[Records from a data collection]
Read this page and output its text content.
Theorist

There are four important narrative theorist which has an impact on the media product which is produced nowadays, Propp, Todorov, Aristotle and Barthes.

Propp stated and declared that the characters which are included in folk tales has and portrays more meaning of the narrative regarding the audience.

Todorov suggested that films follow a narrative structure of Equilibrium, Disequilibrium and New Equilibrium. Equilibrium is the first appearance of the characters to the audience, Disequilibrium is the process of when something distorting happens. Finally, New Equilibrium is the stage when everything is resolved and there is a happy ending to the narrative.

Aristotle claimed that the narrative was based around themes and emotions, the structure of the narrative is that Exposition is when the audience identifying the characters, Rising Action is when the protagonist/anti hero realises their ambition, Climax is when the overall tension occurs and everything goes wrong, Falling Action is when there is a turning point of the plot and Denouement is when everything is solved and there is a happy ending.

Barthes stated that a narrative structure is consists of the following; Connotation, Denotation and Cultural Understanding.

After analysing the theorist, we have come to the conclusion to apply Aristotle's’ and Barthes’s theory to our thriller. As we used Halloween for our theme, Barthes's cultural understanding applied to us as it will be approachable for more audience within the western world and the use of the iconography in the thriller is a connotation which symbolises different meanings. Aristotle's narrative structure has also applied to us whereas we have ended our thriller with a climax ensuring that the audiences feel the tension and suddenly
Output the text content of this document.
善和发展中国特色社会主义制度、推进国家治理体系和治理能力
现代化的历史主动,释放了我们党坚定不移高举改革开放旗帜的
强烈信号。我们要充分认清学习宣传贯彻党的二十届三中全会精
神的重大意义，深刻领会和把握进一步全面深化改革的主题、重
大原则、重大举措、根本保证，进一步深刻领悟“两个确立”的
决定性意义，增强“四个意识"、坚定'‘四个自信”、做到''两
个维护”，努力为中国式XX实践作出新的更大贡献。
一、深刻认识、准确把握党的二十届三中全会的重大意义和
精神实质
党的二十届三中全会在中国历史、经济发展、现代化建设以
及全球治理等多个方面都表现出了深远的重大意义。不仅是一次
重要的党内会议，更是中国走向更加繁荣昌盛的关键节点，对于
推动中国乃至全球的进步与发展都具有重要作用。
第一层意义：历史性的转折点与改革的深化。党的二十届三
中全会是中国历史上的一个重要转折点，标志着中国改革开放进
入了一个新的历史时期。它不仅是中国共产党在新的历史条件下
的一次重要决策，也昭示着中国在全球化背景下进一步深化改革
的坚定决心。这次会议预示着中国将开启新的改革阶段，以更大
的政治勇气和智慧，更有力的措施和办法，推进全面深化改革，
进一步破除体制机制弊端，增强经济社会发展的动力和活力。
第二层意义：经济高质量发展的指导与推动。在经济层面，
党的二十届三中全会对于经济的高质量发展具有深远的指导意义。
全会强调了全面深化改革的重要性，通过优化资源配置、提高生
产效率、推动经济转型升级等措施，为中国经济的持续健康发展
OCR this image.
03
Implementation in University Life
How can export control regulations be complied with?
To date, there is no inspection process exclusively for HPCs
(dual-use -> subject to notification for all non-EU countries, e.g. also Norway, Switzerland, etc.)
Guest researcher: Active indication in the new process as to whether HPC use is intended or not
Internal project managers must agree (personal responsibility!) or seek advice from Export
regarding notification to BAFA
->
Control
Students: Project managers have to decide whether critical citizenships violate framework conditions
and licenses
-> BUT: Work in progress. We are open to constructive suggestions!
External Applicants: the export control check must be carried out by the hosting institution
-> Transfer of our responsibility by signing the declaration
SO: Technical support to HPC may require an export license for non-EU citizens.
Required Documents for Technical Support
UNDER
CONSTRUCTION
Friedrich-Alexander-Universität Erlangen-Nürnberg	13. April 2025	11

• **WHAT IS NEEDED**: Transcribe every entry word for word.

• **SOLUTION TO THIS PROBLEM**:
Read this page and output its text content.
Theorist

There are four important narrative theorist which has an impact on the media product which is produced nowadays, Propp, Todorov, Aristotle and Barthes.

Propp stated and declared that the characters which are included in folk tales has and portrays more meaning of the narrative regarding the audience.

Todorov suggested that films follow a narrative structure of Equilibrium, Disequilibrium and New Equilibrium. Equilibrium is the first appearance of the characters to the audience, Disequilibrium is the process of when something distorting happens. Finally, New Equilibrium is the stage when everything is resolved and there is a happy ending to the narrative.

Aristotle claimed that the narrative was based around themes and emotions, the structure of the narrative is that Exposition is when the audience identifying the characters, Rising Action is when the protagonist/anti hero realises their ambition, Climax is when the overall tension occurs and everything goes wrong, Falling Action is when there is a turning point of the plot and Denouement is when everything is solved and there is a happy ending.

Barthes stated that a narrative structure is consists of the following; Connotation, Denotation and Cultural Understanding.

After analysing the theorist, we have come to the conclusion to apply Aristotle's’ and Barthes’s theory to our thriller. As we used Halloween for our theme, Barthes's cultural understanding applied to us as it will be approachable for more audience within the western world and the use of the iconography in the thriller is a connotation which symbolises different meanings. Aristotle's narrative structure has also applied to us whereas we have ended our thriller with a climax ensuring that the audiences feel the tension and suddenly
Output the text content of this document.
善和发展中国特色社会主义制度、推进国家治理体系和治理能力
现代化的历史主动,释放了我们党坚定不移高举改革开放旗帜的
强烈信号。我们要充分认清学习宣传贯彻党的二十届三中全会精
神的重大意义，深刻领会和把握进一步全面深化改革的主题、重
大原则、重大举措、根本保证，进一步深刻领悟“两个确立”的
决定性意义，增强“四个意识"、坚定'‘四个自信”、做到''两
个维护”，努力为中国式XX实践作出新的更大贡献。
一、深刻认识、准确把握党的二十届三中全会的重大意义和
精神实质
党的二十届三中全会在中国历史、经济发展、现代化建设以
及全球治理等多个方面都表现出了深远的重大意义。不仅是一次
重要的党内会议，更是中国走向更加繁荣昌盛的关键节点，对于
推动中国乃至全球的进步与发展都具有重要作用。
第一层意义：历史性的转折点与改革的深化。党的二十届三
中全会是中国历史上的一个重要转折点，标志着中国改革开放进
入了一个新的历史时期。它不仅是中国共产党在新的历史条件下
的一次重要决策，也昭示着中国在全球化背景下进一步深化改革
的坚定决心。这次会议预示着中国将开启新的改革阶段，以更大
的政治勇气和智慧，更有力的措施和办法，推进全面深化改革，
进一步破除体制机制弊端，增强经济社会发展的动力和活力。
第二层意义：经济高质量发展的指导与推动。在经济层面，
党的二十届三中全会对于经济的高质量发展具有深远的指导意义。
全会强调了全面深化改革的重要性，通过优化资源配置、提高生
产效率、推动经济转型升级等措施，为中国经济的持续健康发展
OCR this image.
03
Implementation in University Life
How can export control regulations be complied with?
To date, there is no inspection process exclusively for HPCs
(dual-use -> subject to notification for all non-EU countries, e.g. also Norway, Switzerland, etc.)
Guest researcher: Active indication in the new process as to whether HPC use is intended or not
Internal project managers must agree (personal responsibility!) or seek advice from Export
regarding notification to BAFA
->
Control
Students: Project managers have to decide whether critical citizenships violate framework conditions
and licenses
-> BUT: Work in progress. We are open to constructive suggestions!
External Applicants: the export control check must be carried out by the hosting institution
-> Transfer of our responsibility by signing the declaration
SO: Technical support to HPC may require an export license for non-EU citizens.
Required Documents for Technical Support
UNDER
CONSTRUCTION
Friedrich-Alexander-Universität Erlangen-Nürnberg	13. April 2025	11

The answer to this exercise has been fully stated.